▶ Exercise brief
Reproduce every one of the records below word for word, leaving out the pictures.

▶ Exercise input
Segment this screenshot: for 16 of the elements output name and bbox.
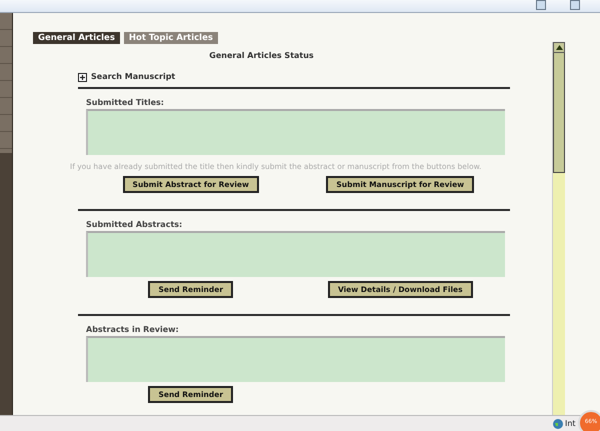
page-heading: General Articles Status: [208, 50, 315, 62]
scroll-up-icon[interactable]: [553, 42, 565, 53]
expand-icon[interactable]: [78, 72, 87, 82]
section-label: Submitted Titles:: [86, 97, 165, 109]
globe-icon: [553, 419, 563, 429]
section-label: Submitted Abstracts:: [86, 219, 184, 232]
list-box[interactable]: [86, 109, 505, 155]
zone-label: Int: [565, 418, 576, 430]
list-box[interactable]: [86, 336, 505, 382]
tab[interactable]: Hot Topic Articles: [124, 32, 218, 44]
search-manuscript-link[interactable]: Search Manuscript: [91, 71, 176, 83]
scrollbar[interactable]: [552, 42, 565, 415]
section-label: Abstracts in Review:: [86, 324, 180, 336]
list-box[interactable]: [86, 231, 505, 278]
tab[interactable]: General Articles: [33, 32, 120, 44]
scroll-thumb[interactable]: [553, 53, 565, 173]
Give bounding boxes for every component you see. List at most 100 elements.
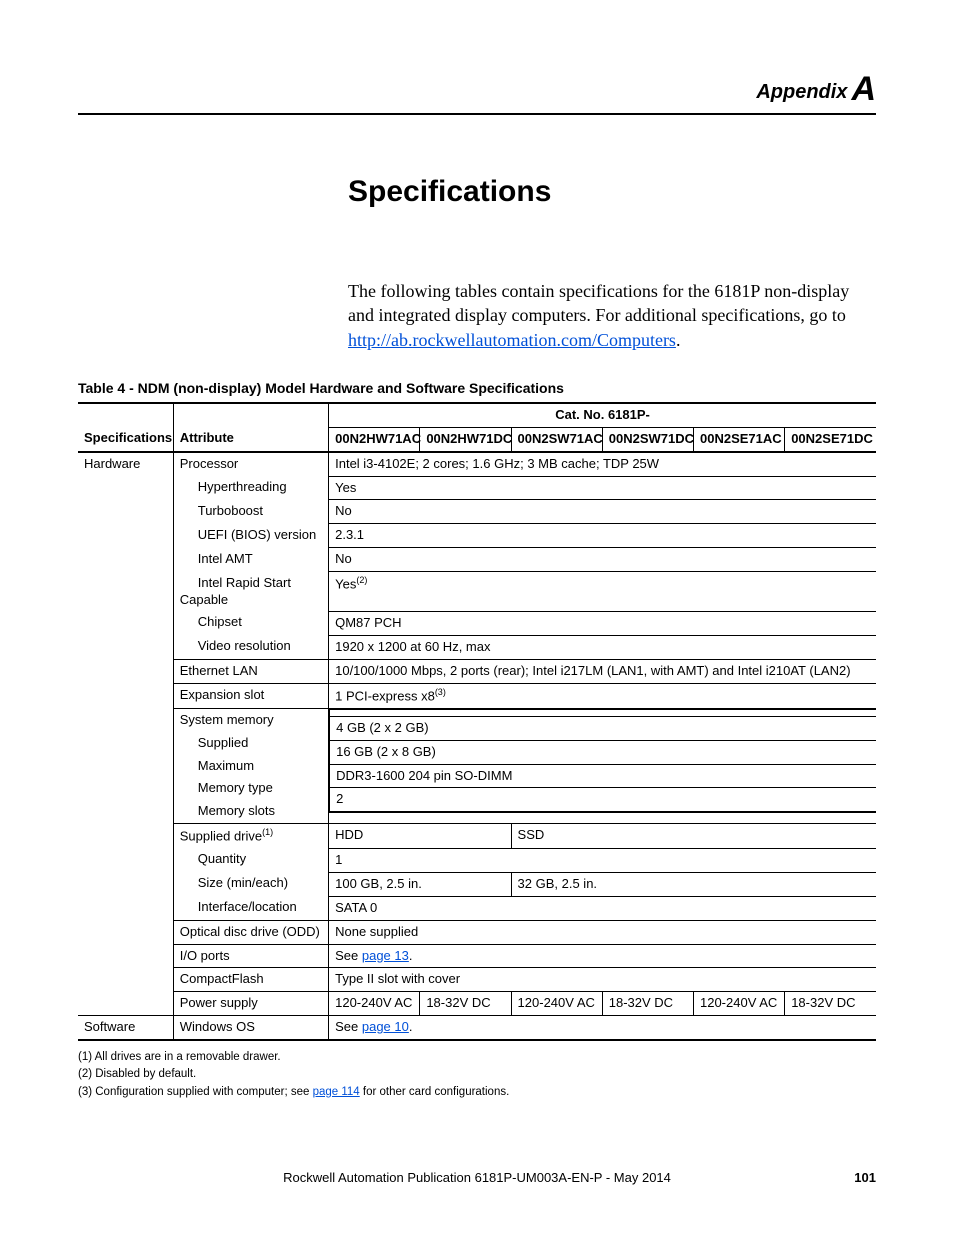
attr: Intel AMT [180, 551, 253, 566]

▶ Exercise output
Segment this screenshot: for 16 of the elements output name and bbox.
page-heading: General Articles Status: [208, 50, 315, 62]
scroll-up-icon[interactable]: [553, 42, 565, 53]
expand-icon[interactable]: [78, 72, 87, 82]
section-label: Submitted Titles:: [86, 97, 165, 109]
globe-icon: [553, 419, 563, 429]
section-label: Submitted Abstracts:: [86, 219, 184, 232]
list-box[interactable]: [86, 109, 505, 155]
zone-label: Int: [565, 418, 576, 430]
list-box[interactable]: [86, 336, 505, 382]
tab[interactable]: Hot Topic Articles: [124, 32, 218, 44]
search-manuscript-link[interactable]: Search Manuscript: [91, 71, 176, 83]
scrollbar[interactable]: [552, 42, 565, 415]
section-label: Abstracts in Review:: [86, 324, 180, 336]
list-box[interactable]: [86, 231, 505, 278]
tab[interactable]: General Articles: [33, 32, 120, 44]
scroll-thumb[interactable]: [553, 53, 565, 173]
Give bounding boxes for every component you see. List at most 100 elements.
attr: Intel AMT [180, 551, 253, 566]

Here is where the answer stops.